» Direction
Copy each line with the word "ffffff" in it.

» Stored rows

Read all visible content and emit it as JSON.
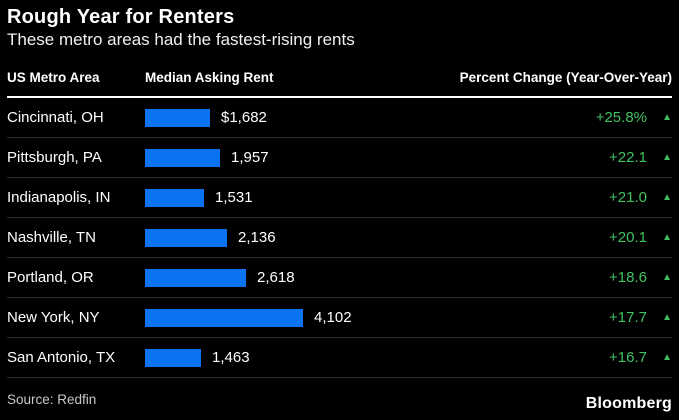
{
  "header": {
    "title": "Rough Year for Renters",
    "subtitle": "These metro areas had the fastest-rising rents"
  },
  "table": {
    "columns": [
      "US Metro Area",
      "Median Asking Rent",
      "Percent Change (Year-Over-Year)"
    ],
    "rows": [
      {
        "metro": "Cincinnati, OH",
        "rent": "$1,682",
        "change": "+25.8%"
      },
      {
        "metro": "Pittsburgh, PA",
        "rent": "1,957",
        "change": "+22.1"
      },
      {
        "metro": "Indianapolis, IN",
        "rent": "1,531",
        "change": "+21.0"
      },
      {
        "metro": "Nashville, TN",
        "rent": "2,136",
        "change": "+20.1"
      },
      {
        "metro": "Portland, OR",
        "rent": "2,618",
        "change": "+18.6"
      },
      {
        "metro": "New York, NY",
        "rent": "4,102",
        "change": "+17.7"
      },
      {
        "metro": "San Antonio, TX",
        "rent": "1,463",
        "change": "+16.7"
      }
    ]
  },
  "footer": {
    "source": "Source: Redfin",
    "brand": "Bloomberg"
  },
  "icons": {
    "up_arrow": "▲"
  },
  "colors": {
    "background": "#000000",
    "bar-blue": "#0b73f2",
    "positive-green": "#42c162",
    "divider": "#2d2d2d",
    "header-line": "#ffffff",
    "text-primary": "#ffffff",
    "text-secondary": "#f0f0f0",
    "text-muted": "#c9c9c9"
  },
  "chart_data": {
    "type": "bar",
    "orientation": "horizontal",
    "title": "Rough Year for Renters",
    "subtitle": "These metro areas had the fastest-rising rents",
    "categories": [
      "Cincinnati, OH",
      "Pittsburgh, PA",
      "Indianapolis, IN",
      "Nashville, TN",
      "Portland, OR",
      "New York, NY",
      "San Antonio, TX"
    ],
    "series": [
      {
        "name": "Median Asking Rent ($)",
        "values": [
          1682,
          1957,
          1531,
          2136,
          2618,
          4102,
          1463
        ]
      },
      {
        "name": "Percent Change (Year-Over-Year)",
        "values": [
          25.8,
          22.1,
          21.0,
          20.1,
          18.6,
          17.7,
          16.7
        ]
      }
    ],
    "xlim": [
      0,
      4102
    ],
    "grid": false,
    "legend": false,
    "source": "Redfin"
  }
}
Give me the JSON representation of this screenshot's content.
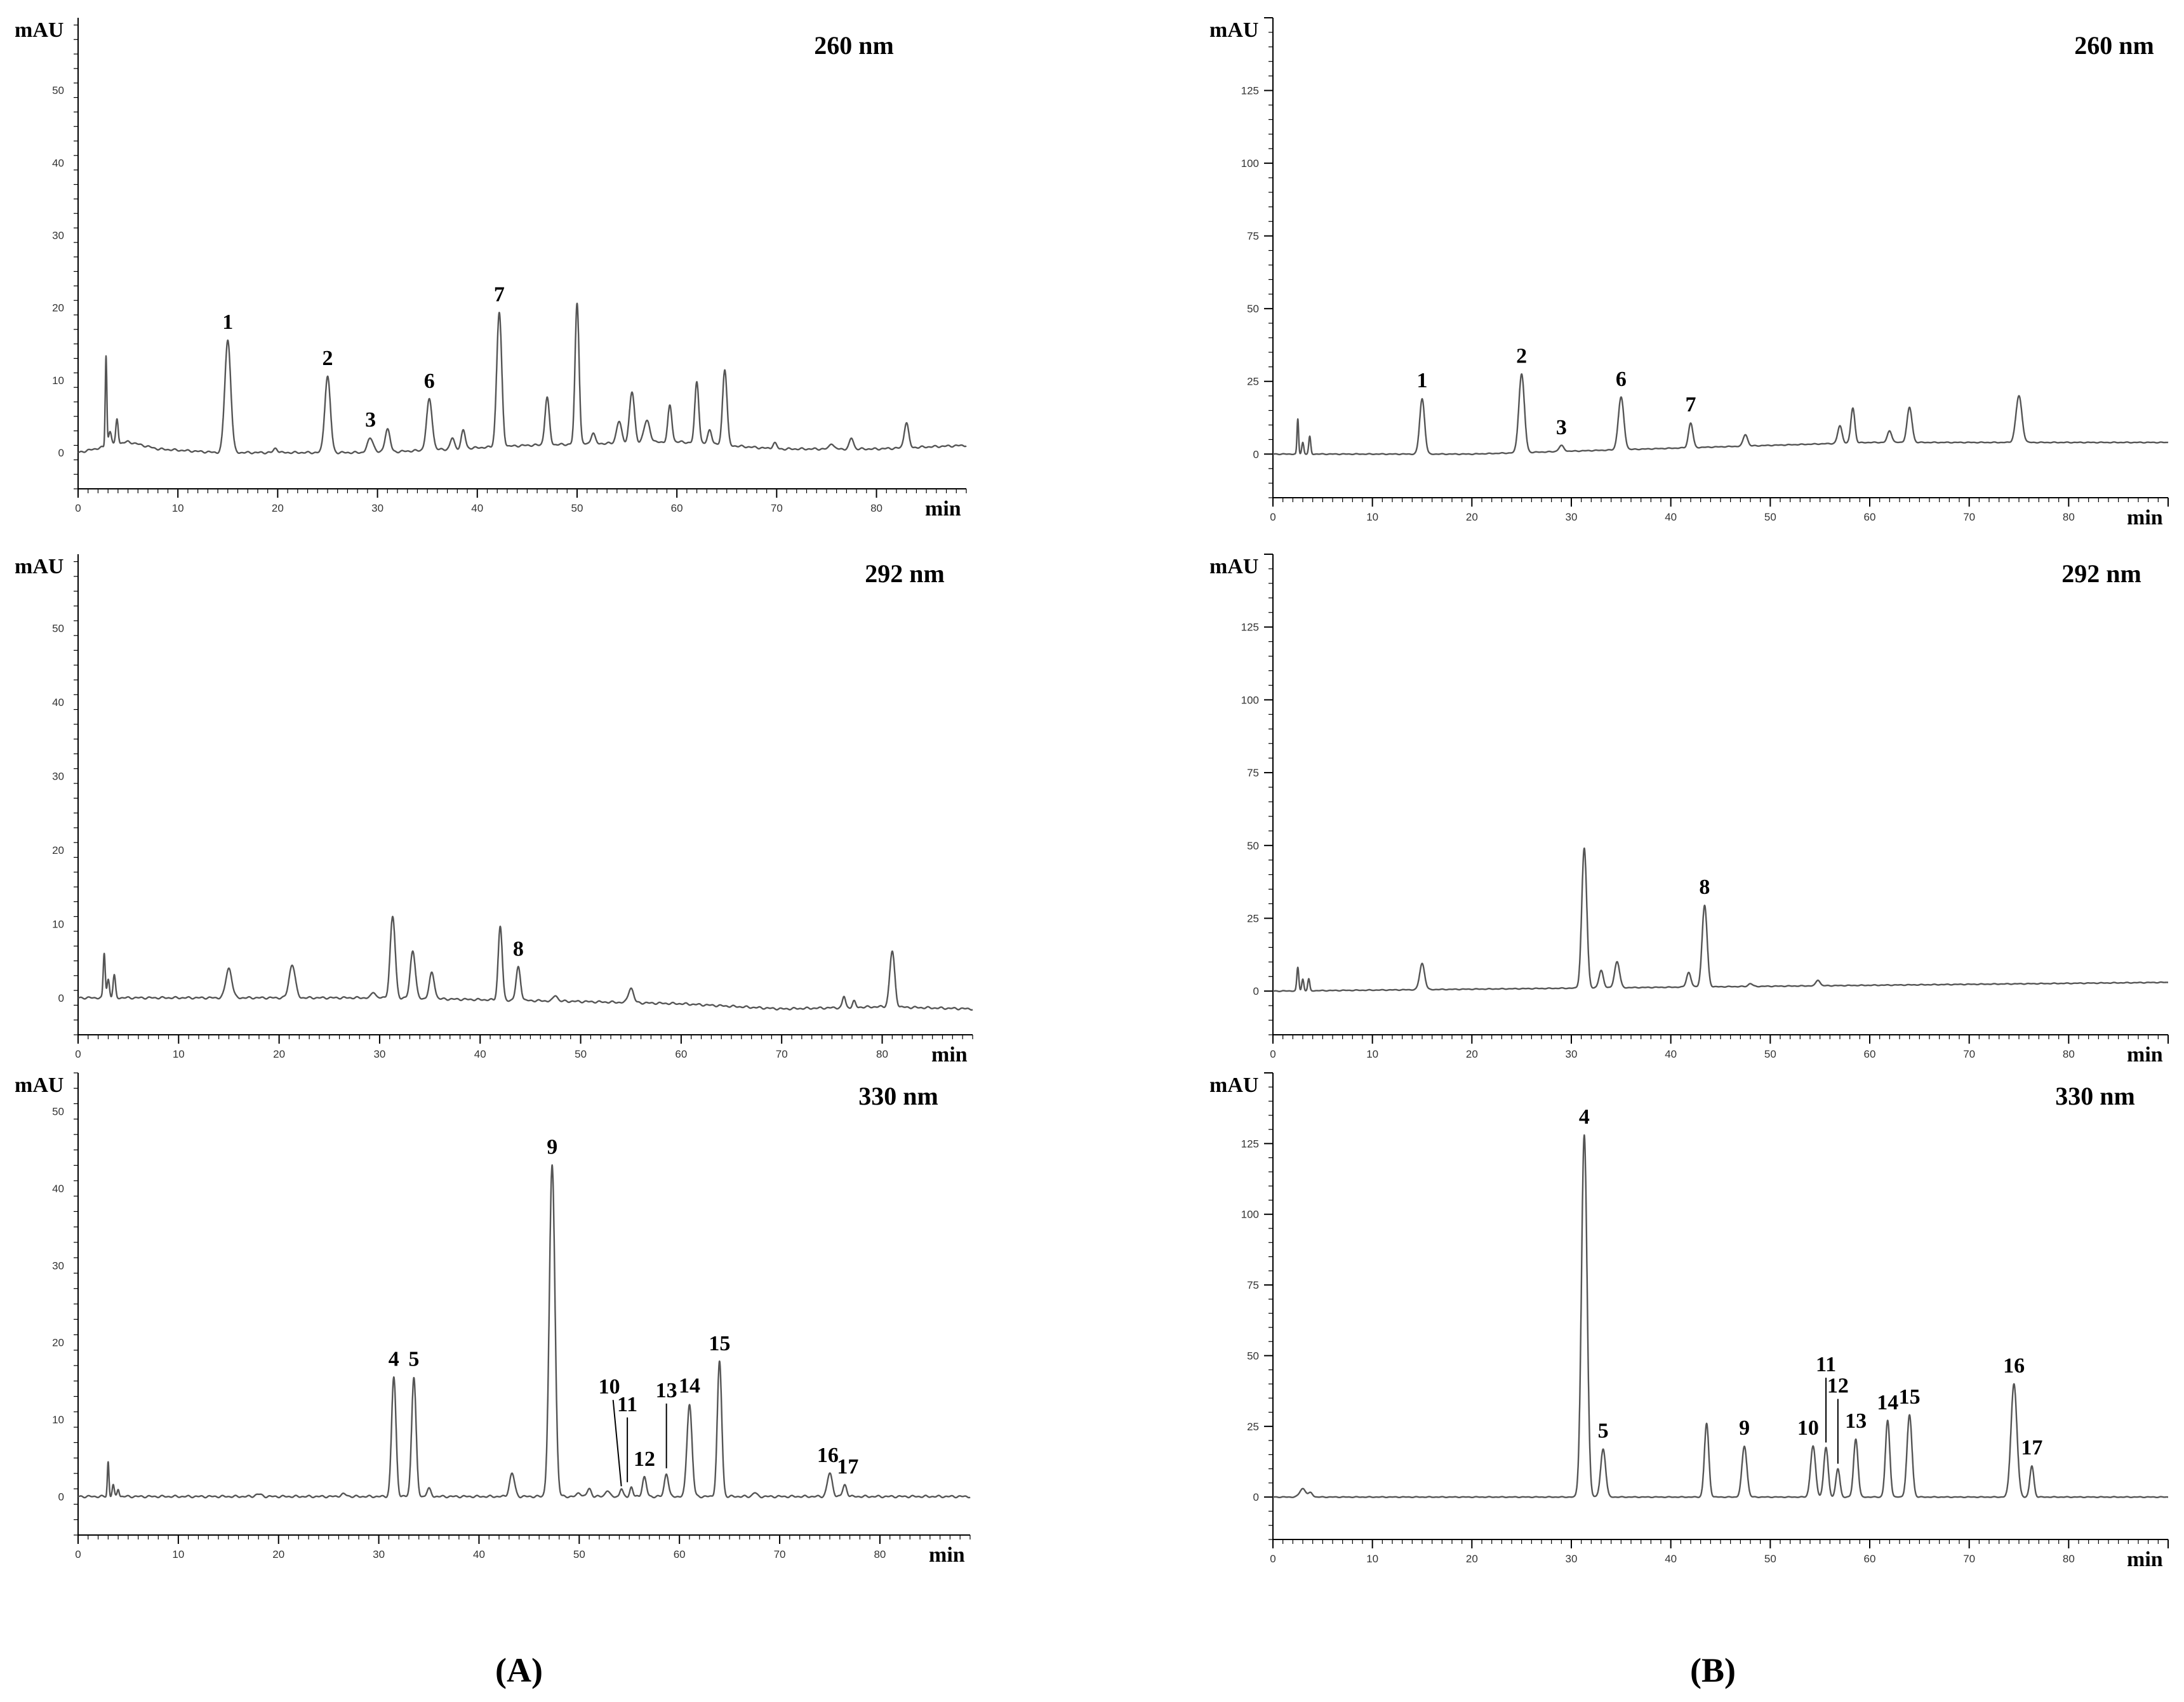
{
  "figure": {
    "panel_labels": [
      "(A)",
      "(B)"
    ]
  },
  "chart_data": [
    {
      "type": "line",
      "panel": "A",
      "title": "260 nm",
      "ylabel": "mAU",
      "xlabel": "min",
      "xlim": [
        0,
        89
      ],
      "ylim": [
        -5,
        60
      ],
      "x_ticks": [
        0,
        10,
        20,
        30,
        40,
        50,
        60,
        70,
        80
      ],
      "y_ticks": [
        0,
        10,
        20,
        30,
        40,
        50
      ],
      "color": "#555555",
      "baseline": [
        [
          0,
          0
        ],
        [
          5,
          1.5
        ],
        [
          8,
          0.5
        ],
        [
          14,
          0
        ],
        [
          30,
          0
        ],
        [
          45,
          1
        ],
        [
          60,
          1.5
        ],
        [
          70,
          0.5
        ],
        [
          80,
          0.5
        ],
        [
          89,
          1
        ]
      ],
      "peaks": [
        {
          "t": 2.8,
          "h": 12.5,
          "w": 0.08
        },
        {
          "t": 3.2,
          "h": 2,
          "w": 0.15
        },
        {
          "t": 3.9,
          "h": 3.5,
          "w": 0.12
        },
        {
          "t": 15.0,
          "h": 15.5,
          "w": 0.3
        },
        {
          "t": 19.8,
          "h": 0.6,
          "w": 0.2
        },
        {
          "t": 25.0,
          "h": 10.5,
          "w": 0.28
        },
        {
          "t": 29.3,
          "h": 2,
          "w": 0.3
        },
        {
          "t": 31.0,
          "h": 3.2,
          "w": 0.25
        },
        {
          "t": 35.2,
          "h": 7,
          "w": 0.28
        },
        {
          "t": 37.5,
          "h": 1.5,
          "w": 0.2
        },
        {
          "t": 38.6,
          "h": 2.5,
          "w": 0.2
        },
        {
          "t": 42.2,
          "h": 18.5,
          "w": 0.25
        },
        {
          "t": 47.0,
          "h": 6.5,
          "w": 0.22
        },
        {
          "t": 50.0,
          "h": 19.5,
          "w": 0.2
        },
        {
          "t": 51.6,
          "h": 1.5,
          "w": 0.2
        },
        {
          "t": 54.2,
          "h": 3,
          "w": 0.25
        },
        {
          "t": 55.5,
          "h": 7,
          "w": 0.25
        },
        {
          "t": 57.0,
          "h": 3,
          "w": 0.3
        },
        {
          "t": 59.3,
          "h": 5,
          "w": 0.2
        },
        {
          "t": 62.0,
          "h": 8.5,
          "w": 0.2
        },
        {
          "t": 63.3,
          "h": 2,
          "w": 0.2
        },
        {
          "t": 64.8,
          "h": 10.5,
          "w": 0.22
        },
        {
          "t": 69.8,
          "h": 0.8,
          "w": 0.2
        },
        {
          "t": 75.5,
          "h": 0.8,
          "w": 0.2
        },
        {
          "t": 77.5,
          "h": 1.5,
          "w": 0.2
        },
        {
          "t": 83.0,
          "h": 3.5,
          "w": 0.22
        }
      ],
      "annotations": [
        {
          "label": "1",
          "t": 15.0,
          "h": 15.5
        },
        {
          "label": "2",
          "t": 25.0,
          "h": 10.5
        },
        {
          "label": "3",
          "t": 29.3,
          "h": 2
        },
        {
          "label": "6",
          "t": 35.2,
          "h": 7
        },
        {
          "label": "7",
          "t": 42.2,
          "h": 18.5
        }
      ]
    },
    {
      "type": "line",
      "panel": "A",
      "title": "292 nm",
      "ylabel": "mAU",
      "xlabel": "min",
      "xlim": [
        0,
        89
      ],
      "ylim": [
        -5,
        60
      ],
      "x_ticks": [
        0,
        10,
        20,
        30,
        40,
        50,
        60,
        70,
        80
      ],
      "y_ticks": [
        0,
        10,
        20,
        30,
        40,
        50
      ],
      "color": "#555555",
      "baseline": [
        [
          0,
          0
        ],
        [
          30,
          0
        ],
        [
          50,
          -0.5
        ],
        [
          60,
          -0.8
        ],
        [
          70,
          -1.5
        ],
        [
          80,
          -1.2
        ],
        [
          89,
          -1.5
        ]
      ],
      "peaks": [
        {
          "t": 2.6,
          "h": 6,
          "w": 0.1
        },
        {
          "t": 3.0,
          "h": 2.5,
          "w": 0.12
        },
        {
          "t": 3.6,
          "h": 3,
          "w": 0.12
        },
        {
          "t": 15.0,
          "h": 4,
          "w": 0.3
        },
        {
          "t": 21.3,
          "h": 4.5,
          "w": 0.3
        },
        {
          "t": 29.4,
          "h": 0.8,
          "w": 0.2
        },
        {
          "t": 31.3,
          "h": 11,
          "w": 0.25
        },
        {
          "t": 33.3,
          "h": 6.5,
          "w": 0.25
        },
        {
          "t": 35.2,
          "h": 3.5,
          "w": 0.25
        },
        {
          "t": 42.0,
          "h": 10,
          "w": 0.2
        },
        {
          "t": 43.8,
          "h": 4.5,
          "w": 0.22
        },
        {
          "t": 47.5,
          "h": 0.8,
          "w": 0.2
        },
        {
          "t": 55.0,
          "h": 2,
          "w": 0.25
        },
        {
          "t": 76.2,
          "h": 1.5,
          "w": 0.15
        },
        {
          "t": 77.2,
          "h": 0.8,
          "w": 0.15
        },
        {
          "t": 81.0,
          "h": 7.5,
          "w": 0.25
        }
      ],
      "annotations": [
        {
          "label": "8",
          "t": 43.8,
          "h": 4.5
        }
      ]
    },
    {
      "type": "line",
      "panel": "A",
      "title": "330 nm",
      "ylabel": "mAU",
      "xlabel": "min",
      "xlim": [
        0,
        89
      ],
      "ylim": [
        -5,
        55
      ],
      "x_ticks": [
        0,
        10,
        20,
        30,
        40,
        50,
        60,
        70,
        80
      ],
      "y_ticks": [
        0,
        10,
        20,
        30,
        40,
        50
      ],
      "color": "#555555",
      "baseline": [
        [
          0,
          0
        ],
        [
          89,
          0
        ]
      ],
      "peaks": [
        {
          "t": 3.0,
          "h": 4.5,
          "w": 0.08
        },
        {
          "t": 3.5,
          "h": 1.5,
          "w": 0.1
        },
        {
          "t": 4.0,
          "h": 1,
          "w": 0.1
        },
        {
          "t": 18.0,
          "h": 0.3,
          "w": 0.3
        },
        {
          "t": 26.5,
          "h": 0.3,
          "w": 0.3
        },
        {
          "t": 31.5,
          "h": 15.5,
          "w": 0.22
        },
        {
          "t": 33.5,
          "h": 15.5,
          "w": 0.22
        },
        {
          "t": 35.0,
          "h": 1,
          "w": 0.2
        },
        {
          "t": 43.3,
          "h": 3,
          "w": 0.25
        },
        {
          "t": 47.3,
          "h": 43,
          "w": 0.28
        },
        {
          "t": 50.0,
          "h": 0.5,
          "w": 0.2
        },
        {
          "t": 51.0,
          "h": 1,
          "w": 0.2
        },
        {
          "t": 52.8,
          "h": 0.8,
          "w": 0.2
        },
        {
          "t": 54.2,
          "h": 1,
          "w": 0.15
        },
        {
          "t": 55.2,
          "h": 1.2,
          "w": 0.15
        },
        {
          "t": 56.5,
          "h": 2.5,
          "w": 0.2
        },
        {
          "t": 58.7,
          "h": 3,
          "w": 0.2
        },
        {
          "t": 61.0,
          "h": 12,
          "w": 0.25
        },
        {
          "t": 64.0,
          "h": 17.5,
          "w": 0.22
        },
        {
          "t": 67.5,
          "h": 0.5,
          "w": 0.2
        },
        {
          "t": 75.0,
          "h": 3,
          "w": 0.25
        },
        {
          "t": 76.5,
          "h": 1.5,
          "w": 0.2
        }
      ],
      "annotations": [
        {
          "label": "4",
          "t": 31.5,
          "h": 15.5
        },
        {
          "label": "5",
          "t": 33.5,
          "h": 15.5
        },
        {
          "label": "9",
          "t": 47.3,
          "h": 43
        },
        {
          "label": "10",
          "t": 53.0,
          "h": 1,
          "leader_to": 54.2
        },
        {
          "label": "11",
          "t": 54.8,
          "h": 1.2,
          "vline": true
        },
        {
          "label": "12",
          "t": 56.5,
          "h": 2.5
        },
        {
          "label": "13",
          "t": 58.7,
          "h": 3,
          "vline": true
        },
        {
          "label": "14",
          "t": 61.0,
          "h": 12
        },
        {
          "label": "15",
          "t": 64.0,
          "h": 17.5
        },
        {
          "label": "16",
          "t": 74.8,
          "h": 3
        },
        {
          "label": "17",
          "t": 76.8,
          "h": 1.5
        }
      ]
    },
    {
      "type": "line",
      "panel": "B",
      "title": "260 nm",
      "ylabel": "mAU",
      "xlabel": "min",
      "xlim": [
        0,
        90
      ],
      "ylim": [
        -15,
        150
      ],
      "x_ticks": [
        0,
        10,
        20,
        30,
        40,
        50,
        60,
        70,
        80
      ],
      "y_ticks": [
        0,
        25,
        50,
        75,
        100,
        125
      ],
      "color": "#555555",
      "baseline": [
        [
          0,
          0
        ],
        [
          20,
          0
        ],
        [
          40,
          2
        ],
        [
          60,
          4
        ],
        [
          75,
          4
        ],
        [
          90,
          4
        ]
      ],
      "peaks": [
        {
          "t": 2.5,
          "h": 12,
          "w": 0.08
        },
        {
          "t": 3.0,
          "h": 4,
          "w": 0.1
        },
        {
          "t": 3.7,
          "h": 6,
          "w": 0.1
        },
        {
          "t": 15.0,
          "h": 19,
          "w": 0.25
        },
        {
          "t": 25.0,
          "h": 27,
          "w": 0.28
        },
        {
          "t": 29.0,
          "h": 2,
          "w": 0.25
        },
        {
          "t": 35.0,
          "h": 18,
          "w": 0.28
        },
        {
          "t": 42.0,
          "h": 8.5,
          "w": 0.22
        },
        {
          "t": 47.5,
          "h": 4,
          "w": 0.22
        },
        {
          "t": 57.0,
          "h": 6,
          "w": 0.22
        },
        {
          "t": 58.3,
          "h": 12,
          "w": 0.2
        },
        {
          "t": 62.0,
          "h": 4,
          "w": 0.22
        },
        {
          "t": 64.0,
          "h": 12,
          "w": 0.25
        },
        {
          "t": 75.0,
          "h": 16,
          "w": 0.3
        }
      ],
      "annotations": [
        {
          "label": "1",
          "t": 15.0,
          "h": 19
        },
        {
          "label": "2",
          "t": 25.0,
          "h": 27
        },
        {
          "label": "3",
          "t": 29.0,
          "h": 2
        },
        {
          "label": "6",
          "t": 35.0,
          "h": 18
        },
        {
          "label": "7",
          "t": 42.0,
          "h": 8.5
        }
      ]
    },
    {
      "type": "line",
      "panel": "B",
      "title": "292 nm",
      "ylabel": "mAU",
      "xlabel": "min",
      "xlim": [
        0,
        90
      ],
      "ylim": [
        -15,
        150
      ],
      "x_ticks": [
        0,
        10,
        20,
        30,
        40,
        50,
        60,
        70,
        80
      ],
      "y_ticks": [
        0,
        25,
        50,
        75,
        100,
        125
      ],
      "color": "#555555",
      "baseline": [
        [
          0,
          0
        ],
        [
          30,
          1
        ],
        [
          60,
          2
        ],
        [
          90,
          3
        ]
      ],
      "peaks": [
        {
          "t": 2.5,
          "h": 8,
          "w": 0.1
        },
        {
          "t": 3.0,
          "h": 4,
          "w": 0.1
        },
        {
          "t": 3.6,
          "h": 4,
          "w": 0.1
        },
        {
          "t": 15.0,
          "h": 9,
          "w": 0.25
        },
        {
          "t": 31.3,
          "h": 48,
          "w": 0.25
        },
        {
          "t": 33.0,
          "h": 6,
          "w": 0.22
        },
        {
          "t": 34.6,
          "h": 9,
          "w": 0.25
        },
        {
          "t": 41.8,
          "h": 5,
          "w": 0.22
        },
        {
          "t": 43.4,
          "h": 28,
          "w": 0.25
        },
        {
          "t": 48.0,
          "h": 1,
          "w": 0.2
        },
        {
          "t": 54.8,
          "h": 2,
          "w": 0.2
        }
      ],
      "annotations": [
        {
          "label": "8",
          "t": 43.4,
          "h": 28
        }
      ]
    },
    {
      "type": "line",
      "panel": "B",
      "title": "330 nm",
      "ylabel": "mAU",
      "xlabel": "min",
      "xlim": [
        0,
        90
      ],
      "ylim": [
        -15,
        150
      ],
      "x_ticks": [
        0,
        10,
        20,
        30,
        40,
        50,
        60,
        70,
        80
      ],
      "y_ticks": [
        0,
        25,
        50,
        75,
        100,
        125
      ],
      "color": "#555555",
      "baseline": [
        [
          0,
          0
        ],
        [
          90,
          0
        ]
      ],
      "peaks": [
        {
          "t": 3.0,
          "h": 3,
          "w": 0.3
        },
        {
          "t": 3.8,
          "h": 1.5,
          "w": 0.2
        },
        {
          "t": 31.3,
          "h": 128,
          "w": 0.28
        },
        {
          "t": 33.2,
          "h": 17,
          "w": 0.25
        },
        {
          "t": 43.6,
          "h": 26,
          "w": 0.22
        },
        {
          "t": 47.4,
          "h": 18,
          "w": 0.25
        },
        {
          "t": 54.3,
          "h": 18,
          "w": 0.25
        },
        {
          "t": 55.6,
          "h": 17.5,
          "w": 0.22
        },
        {
          "t": 56.8,
          "h": 10,
          "w": 0.2
        },
        {
          "t": 58.6,
          "h": 20.5,
          "w": 0.22
        },
        {
          "t": 61.8,
          "h": 27,
          "w": 0.22
        },
        {
          "t": 64.0,
          "h": 29,
          "w": 0.25
        },
        {
          "t": 74.5,
          "h": 40,
          "w": 0.3
        },
        {
          "t": 76.3,
          "h": 11,
          "w": 0.2
        }
      ],
      "annotations": [
        {
          "label": "4",
          "t": 31.3,
          "h": 128
        },
        {
          "label": "5",
          "t": 33.2,
          "h": 17
        },
        {
          "label": "9",
          "t": 47.4,
          "h": 18
        },
        {
          "label": "10",
          "t": 53.8,
          "h": 18
        },
        {
          "label": "11",
          "t": 55.6,
          "h": 17.5,
          "vline": true
        },
        {
          "label": "12",
          "t": 56.8,
          "h": 10,
          "vline": true
        },
        {
          "label": "13",
          "t": 58.6,
          "h": 20.5
        },
        {
          "label": "14",
          "t": 61.8,
          "h": 27
        },
        {
          "label": "15",
          "t": 64.0,
          "h": 29
        },
        {
          "label": "16",
          "t": 74.5,
          "h": 40
        },
        {
          "label": "17",
          "t": 76.3,
          "h": 11
        }
      ]
    }
  ]
}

» The output
    "header-line": "#ffffff",
    "text-primary": "#ffffff",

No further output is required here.